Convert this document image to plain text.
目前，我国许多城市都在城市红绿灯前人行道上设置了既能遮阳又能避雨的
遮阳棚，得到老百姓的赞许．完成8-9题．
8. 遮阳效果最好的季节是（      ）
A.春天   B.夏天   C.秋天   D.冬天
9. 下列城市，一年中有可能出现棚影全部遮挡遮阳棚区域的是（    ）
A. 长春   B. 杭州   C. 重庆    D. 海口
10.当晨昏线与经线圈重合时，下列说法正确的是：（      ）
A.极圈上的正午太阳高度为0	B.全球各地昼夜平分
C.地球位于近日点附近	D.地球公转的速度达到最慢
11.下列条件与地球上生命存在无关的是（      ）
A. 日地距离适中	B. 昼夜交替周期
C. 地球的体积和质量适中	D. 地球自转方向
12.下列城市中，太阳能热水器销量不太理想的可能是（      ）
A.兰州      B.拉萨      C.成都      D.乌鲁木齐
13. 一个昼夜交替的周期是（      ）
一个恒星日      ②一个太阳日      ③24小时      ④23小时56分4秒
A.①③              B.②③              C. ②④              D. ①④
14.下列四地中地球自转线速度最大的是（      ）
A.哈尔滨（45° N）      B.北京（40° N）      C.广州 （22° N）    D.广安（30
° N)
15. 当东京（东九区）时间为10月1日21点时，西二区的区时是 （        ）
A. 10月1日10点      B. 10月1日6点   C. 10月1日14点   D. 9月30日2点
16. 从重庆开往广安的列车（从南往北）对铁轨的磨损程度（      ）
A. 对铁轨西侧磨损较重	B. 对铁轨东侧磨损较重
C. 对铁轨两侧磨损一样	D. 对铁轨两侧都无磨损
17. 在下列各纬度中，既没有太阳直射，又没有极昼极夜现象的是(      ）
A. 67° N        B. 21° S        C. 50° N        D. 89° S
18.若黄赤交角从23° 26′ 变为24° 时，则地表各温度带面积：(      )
════════════════════
- TASK GOAL
Reproduce the material verbatim, line by line.

- FINISHED ANSWER
Convert this document image to plain text.
目前，我国许多城市都在城市红绿灯前人行道上设置了既能遮阳又能避雨的
遮阳棚，得到老百姓的赞许．完成8-9题．
8. 遮阳效果最好的季节是（      ）
A.春天   B.夏天   C.秋天   D.冬天
9. 下列城市，一年中有可能出现棚影全部遮挡遮阳棚区域的是（    ）
A. 长春   B. 杭州   C. 重庆    D. 海口
10.当晨昏线与经线圈重合时，下列说法正确的是：（      ）
A.极圈上的正午太阳高度为0	B.全球各地昼夜平分
C.地球位于近日点附近	D.地球公转的速度达到最慢
11.下列条件与地球上生命存在无关的是（      ）
A. 日地距离适中	B. 昼夜交替周期
C. 地球的体积和质量适中	D. 地球自转方向
12.下列城市中，太阳能热水器销量不太理想的可能是（      ）
A.兰州      B.拉萨      C.成都      D.乌鲁木齐
13. 一个昼夜交替的周期是（      ）
一个恒星日      ②一个太阳日      ③24小时      ④23小时56分4秒
A.①③              B.②③              C. ②④              D. ①④
14.下列四地中地球自转线速度最大的是（      ）
A.哈尔滨（45° N）      B.北京（40° N）      C.广州 （22° N）    D.广安（30
° N)
15. 当东京（东九区）时间为10月1日21点时，西二区的区时是 （        ）
A. 10月1日10点      B. 10月1日6点   C. 10月1日14点   D. 9月30日2点
16. 从重庆开往广安的列车（从南往北）对铁轨的磨损程度（      ）
A. 对铁轨西侧磨损较重	B. 对铁轨东侧磨损较重
C. 对铁轨两侧磨损一样	D. 对铁轨两侧都无磨损
17. 在下列各纬度中，既没有太阳直射，又没有极昼极夜现象的是(      ）
A. 67° N        B. 21° S        C. 50° N        D. 89° S
18.若黄赤交角从23° 26′ 变为24° 时，则地表各温度带面积：(      )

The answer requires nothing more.